*PASSAGE PROVIDED:*
▽

# Canning Cajeta in glass jars



## old dominion

Does anyone know the proper way to can Cajeta. I have canned vegetables with a pressure cooker, jams in a water bath, and have seen some people put filled jars in the oven.

Any suggestions? Thanks

Jolene


----------



## Guest

I hot pack it, just drop in a water bath canner for 15 minutes.. has always worked for me..
Barb


----------



## Tallabred

They will still need to be refrigerated.


----------



## Jo~*

Tallabred said:


> They will still need to be refrigerated.





MRFBarbara said:


> I hot pack it, just drop in a water bath canner for 15 minutes.. has always worked for me..
> Barb


I don't understand why the need to be refrigerated if canned properly? Id love to can some and give as gifts but I'm scared to death of making someone sick. I have seen Carmel in jars at the store so I know it can be done somehow.


----------



## Guest

I don't refrigerate them after I can them and they have been fine.. they are heat sealed..have used them up to a year later


----------



## hsmomof4

To "properly" can milk, you need to use a pressure canner. Technically, only acidic foods (fruits, tomatoes) can do the water bath method safely. That's not to say that people don't do just a water bath for other things, because obviously, lots of people do, but if you are talking about gift giving or especially selling, then I would follow standard canning guidelines.


----------



## Guest

Its not milk, it can be canned in a water bath.. its caramel after its cooked and not much different than the ice cream topping you buy in the store.. ...I also can milk with a water bath because I don't like the results from pressure canning it.. I don't give it away or anything but I do use it myself and have never had bad results.. been canning it this way for 8 yrs now..

△

*STORED DATA:*
▽

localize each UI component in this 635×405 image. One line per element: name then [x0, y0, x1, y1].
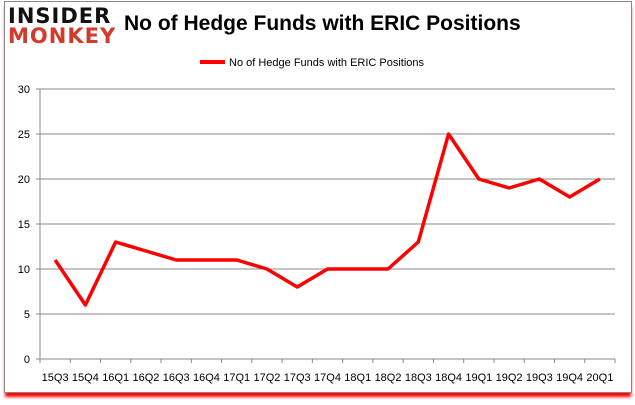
x-tick-label: 18Q1: [344, 372, 371, 384]
legend-label: No of Hedge Funds with ERIC Positions: [229, 57, 425, 69]
y-tick-label: 15: [18, 219, 30, 231]
logo-line1: INSIDER: [8, 4, 112, 28]
insider-monkey-logo: INSIDER MONKEY: [8, 4, 117, 48]
y-tick-label: 5: [24, 309, 30, 321]
x-tick-label: 17Q3: [284, 372, 311, 384]
series-line: [53, 132, 601, 307]
x-tick-label: 15Q4: [72, 372, 99, 384]
x-tick-label: 16Q1: [102, 372, 129, 384]
chart-frame: [4, 1, 632, 393]
x-tick-label: 19Q4: [556, 372, 583, 384]
x-tick-label: 16Q3: [163, 372, 190, 384]
x-tick-label: 18Q4: [435, 372, 462, 384]
x-tick-label: 18Q3: [405, 372, 432, 384]
x-tick-label: 16Q4: [193, 372, 220, 384]
y-tick-label: 0: [24, 354, 30, 366]
y-tick-label: 20: [18, 174, 30, 186]
x-tick-label: 17Q1: [223, 372, 250, 384]
x-tick-label: 20Q1: [586, 372, 613, 384]
x-tick-label: 19Q2: [496, 372, 523, 384]
chart-title: No of Hedge Funds with ERIC Positions: [124, 12, 521, 35]
x-tick-label: 18Q2: [375, 372, 402, 384]
y-tick-label: 25: [18, 129, 30, 141]
x-tick-label: 19Q1: [465, 372, 492, 384]
y-tick-label: 10: [18, 264, 30, 276]
x-tick-label: 16Q2: [132, 372, 159, 384]
y-tick-label: 30: [18, 84, 30, 96]
x-tick-label: 17Q2: [254, 372, 281, 384]
x-tick-label: 19Q3: [526, 372, 553, 384]
logo-line2: MONKEY: [8, 24, 117, 48]
x-tick-label: 17Q4: [314, 372, 341, 384]
x-tick-label: 15Q3: [42, 372, 69, 384]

△

*WHAT YOU NEED TO DO:*
• A. In the thread on canning cajeta, how long does the poster who hot packs it leave the jars in the water bath canner?
• B. Copy the stretch of the cajeta canning thread from "Does anyone know" through "in the oven.".

*RESPONSE LIST:*
• A. 15 minutes.

• B.
Does anyone know the proper way to can Cajeta. I have canned vegetables with a pressure cooker, jams in a water bath, and have seen some people put filled jars in the oven.